Records from a data collection
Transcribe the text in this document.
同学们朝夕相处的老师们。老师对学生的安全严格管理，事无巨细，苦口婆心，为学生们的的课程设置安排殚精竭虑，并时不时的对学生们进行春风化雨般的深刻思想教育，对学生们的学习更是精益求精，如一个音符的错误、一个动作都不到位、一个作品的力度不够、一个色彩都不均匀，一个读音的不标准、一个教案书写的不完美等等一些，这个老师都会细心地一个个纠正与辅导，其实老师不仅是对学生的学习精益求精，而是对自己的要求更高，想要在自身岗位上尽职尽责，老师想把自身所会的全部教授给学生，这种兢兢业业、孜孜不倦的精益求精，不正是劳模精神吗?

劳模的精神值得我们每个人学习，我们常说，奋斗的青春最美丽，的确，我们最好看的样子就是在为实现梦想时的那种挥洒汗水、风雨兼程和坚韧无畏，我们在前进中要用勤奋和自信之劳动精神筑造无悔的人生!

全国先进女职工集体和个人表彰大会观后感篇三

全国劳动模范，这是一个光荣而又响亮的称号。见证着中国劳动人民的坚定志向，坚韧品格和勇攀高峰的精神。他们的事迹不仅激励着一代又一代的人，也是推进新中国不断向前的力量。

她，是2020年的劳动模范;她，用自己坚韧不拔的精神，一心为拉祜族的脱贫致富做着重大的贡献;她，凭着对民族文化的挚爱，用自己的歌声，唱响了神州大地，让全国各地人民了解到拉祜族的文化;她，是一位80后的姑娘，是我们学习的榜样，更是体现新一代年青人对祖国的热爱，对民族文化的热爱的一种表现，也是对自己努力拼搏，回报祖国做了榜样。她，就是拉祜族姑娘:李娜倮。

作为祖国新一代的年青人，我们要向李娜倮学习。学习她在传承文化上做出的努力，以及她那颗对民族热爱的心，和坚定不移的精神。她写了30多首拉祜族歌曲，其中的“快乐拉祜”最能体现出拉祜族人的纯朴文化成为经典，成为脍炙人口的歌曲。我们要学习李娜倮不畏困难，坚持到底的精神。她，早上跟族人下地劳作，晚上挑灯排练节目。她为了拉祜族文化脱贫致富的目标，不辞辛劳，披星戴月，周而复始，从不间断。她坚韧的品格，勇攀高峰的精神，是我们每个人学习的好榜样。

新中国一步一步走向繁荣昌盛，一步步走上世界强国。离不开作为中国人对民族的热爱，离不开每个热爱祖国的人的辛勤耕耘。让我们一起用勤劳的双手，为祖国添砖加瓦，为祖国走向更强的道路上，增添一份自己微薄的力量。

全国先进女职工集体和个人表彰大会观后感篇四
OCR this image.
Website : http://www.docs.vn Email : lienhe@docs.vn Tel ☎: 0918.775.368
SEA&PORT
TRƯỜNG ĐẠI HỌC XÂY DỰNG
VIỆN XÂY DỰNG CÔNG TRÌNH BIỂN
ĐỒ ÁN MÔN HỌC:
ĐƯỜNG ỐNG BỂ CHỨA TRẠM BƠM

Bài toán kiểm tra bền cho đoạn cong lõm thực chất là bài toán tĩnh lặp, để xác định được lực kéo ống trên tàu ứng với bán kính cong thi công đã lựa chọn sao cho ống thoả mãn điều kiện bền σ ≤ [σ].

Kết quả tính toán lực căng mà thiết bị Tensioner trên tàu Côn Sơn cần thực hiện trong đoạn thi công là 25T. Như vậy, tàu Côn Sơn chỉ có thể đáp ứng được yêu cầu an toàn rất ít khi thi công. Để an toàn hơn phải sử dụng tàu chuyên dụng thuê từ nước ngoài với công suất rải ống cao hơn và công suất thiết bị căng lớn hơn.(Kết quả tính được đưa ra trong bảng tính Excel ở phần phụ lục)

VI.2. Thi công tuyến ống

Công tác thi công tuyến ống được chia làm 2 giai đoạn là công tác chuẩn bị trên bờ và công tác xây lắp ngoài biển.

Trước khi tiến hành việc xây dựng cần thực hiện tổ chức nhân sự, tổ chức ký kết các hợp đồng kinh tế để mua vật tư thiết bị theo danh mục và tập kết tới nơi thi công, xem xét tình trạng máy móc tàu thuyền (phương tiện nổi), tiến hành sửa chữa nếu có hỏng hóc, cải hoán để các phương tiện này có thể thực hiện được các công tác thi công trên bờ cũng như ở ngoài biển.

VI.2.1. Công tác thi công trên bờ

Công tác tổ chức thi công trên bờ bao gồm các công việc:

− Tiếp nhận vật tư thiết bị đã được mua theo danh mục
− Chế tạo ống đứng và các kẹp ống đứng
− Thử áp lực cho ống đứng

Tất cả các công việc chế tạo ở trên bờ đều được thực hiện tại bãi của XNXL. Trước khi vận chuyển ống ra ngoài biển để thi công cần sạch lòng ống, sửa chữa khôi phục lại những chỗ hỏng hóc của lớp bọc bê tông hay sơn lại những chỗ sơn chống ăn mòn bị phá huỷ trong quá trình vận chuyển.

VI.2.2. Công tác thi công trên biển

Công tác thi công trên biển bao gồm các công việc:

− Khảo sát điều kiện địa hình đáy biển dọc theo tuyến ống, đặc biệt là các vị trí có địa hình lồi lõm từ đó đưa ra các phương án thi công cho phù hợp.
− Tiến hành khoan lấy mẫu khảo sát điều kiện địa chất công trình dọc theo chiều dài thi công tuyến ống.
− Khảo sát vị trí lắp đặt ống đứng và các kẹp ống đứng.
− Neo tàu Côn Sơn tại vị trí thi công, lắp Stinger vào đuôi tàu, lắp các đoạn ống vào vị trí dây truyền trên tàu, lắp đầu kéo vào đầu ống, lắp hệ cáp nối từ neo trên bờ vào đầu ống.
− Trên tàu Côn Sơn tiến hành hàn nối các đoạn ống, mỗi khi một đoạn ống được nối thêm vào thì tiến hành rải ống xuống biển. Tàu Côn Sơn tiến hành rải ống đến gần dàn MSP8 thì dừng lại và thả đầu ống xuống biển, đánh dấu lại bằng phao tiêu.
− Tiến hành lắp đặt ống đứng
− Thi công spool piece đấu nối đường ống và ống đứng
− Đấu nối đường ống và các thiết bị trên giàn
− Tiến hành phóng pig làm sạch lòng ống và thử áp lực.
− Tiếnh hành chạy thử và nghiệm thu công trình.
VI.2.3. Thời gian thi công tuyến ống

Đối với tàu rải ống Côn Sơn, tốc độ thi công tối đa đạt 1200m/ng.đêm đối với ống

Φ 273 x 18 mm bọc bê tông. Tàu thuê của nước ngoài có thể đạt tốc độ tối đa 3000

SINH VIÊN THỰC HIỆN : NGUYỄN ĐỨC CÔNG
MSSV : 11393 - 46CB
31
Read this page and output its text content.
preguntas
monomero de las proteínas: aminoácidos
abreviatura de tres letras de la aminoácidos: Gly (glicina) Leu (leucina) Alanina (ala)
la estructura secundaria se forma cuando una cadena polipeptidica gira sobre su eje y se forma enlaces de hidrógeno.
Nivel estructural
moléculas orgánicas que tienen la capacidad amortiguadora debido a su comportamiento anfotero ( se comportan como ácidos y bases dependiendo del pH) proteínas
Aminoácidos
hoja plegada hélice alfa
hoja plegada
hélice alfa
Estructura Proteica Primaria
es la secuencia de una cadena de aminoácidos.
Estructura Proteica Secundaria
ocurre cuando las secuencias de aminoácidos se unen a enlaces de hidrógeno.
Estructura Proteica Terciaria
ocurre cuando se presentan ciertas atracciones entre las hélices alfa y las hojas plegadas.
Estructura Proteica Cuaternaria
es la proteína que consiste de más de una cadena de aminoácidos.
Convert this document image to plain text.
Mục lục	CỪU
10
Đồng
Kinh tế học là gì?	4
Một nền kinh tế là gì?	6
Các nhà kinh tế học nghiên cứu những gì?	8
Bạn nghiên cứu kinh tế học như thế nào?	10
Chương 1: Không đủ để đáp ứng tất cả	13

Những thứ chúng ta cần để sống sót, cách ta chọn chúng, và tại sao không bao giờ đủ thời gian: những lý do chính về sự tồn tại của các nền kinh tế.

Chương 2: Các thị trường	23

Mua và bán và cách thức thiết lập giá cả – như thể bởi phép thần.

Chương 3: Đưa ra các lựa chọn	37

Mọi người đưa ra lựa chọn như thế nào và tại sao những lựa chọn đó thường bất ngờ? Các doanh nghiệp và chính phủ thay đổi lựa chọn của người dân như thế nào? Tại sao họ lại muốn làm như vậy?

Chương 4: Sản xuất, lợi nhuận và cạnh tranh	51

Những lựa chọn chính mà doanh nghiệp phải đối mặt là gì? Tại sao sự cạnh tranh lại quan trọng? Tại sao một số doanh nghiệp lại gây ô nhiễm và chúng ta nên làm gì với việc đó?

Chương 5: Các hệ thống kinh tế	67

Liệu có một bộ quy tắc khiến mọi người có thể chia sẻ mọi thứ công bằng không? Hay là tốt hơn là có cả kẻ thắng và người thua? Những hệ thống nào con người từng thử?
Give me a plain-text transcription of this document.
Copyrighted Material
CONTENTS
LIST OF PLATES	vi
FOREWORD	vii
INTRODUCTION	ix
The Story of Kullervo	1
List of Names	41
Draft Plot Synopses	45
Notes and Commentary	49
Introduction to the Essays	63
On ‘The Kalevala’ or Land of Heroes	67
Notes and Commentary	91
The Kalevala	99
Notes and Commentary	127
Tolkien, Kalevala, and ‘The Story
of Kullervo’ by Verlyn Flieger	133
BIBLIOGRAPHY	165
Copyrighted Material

Work required
Your task is to transcribe the line containing "Give me a plain-text" and every line after it, through the last line of the data, exactly as written and with nothing more.

Complete output
Give me a plain-text transcription of this document.
Copyrighted Material
CONTENTS
LIST OF PLATES	vi
FOREWORD	vii
INTRODUCTION	ix
The Story of Kullervo	1
List of Names	41
Draft Plot Synopses	45
Notes and Commentary	49
Introduction to the Essays	63
On ‘The Kalevala’ or Land of Heroes	67
Notes and Commentary	91
The Kalevala	99
Notes and Commentary	127
Tolkien, Kalevala, and ‘The Story
of Kullervo’ by Verlyn Flieger	133
BIBLIOGRAPHY	165
Copyrighted Material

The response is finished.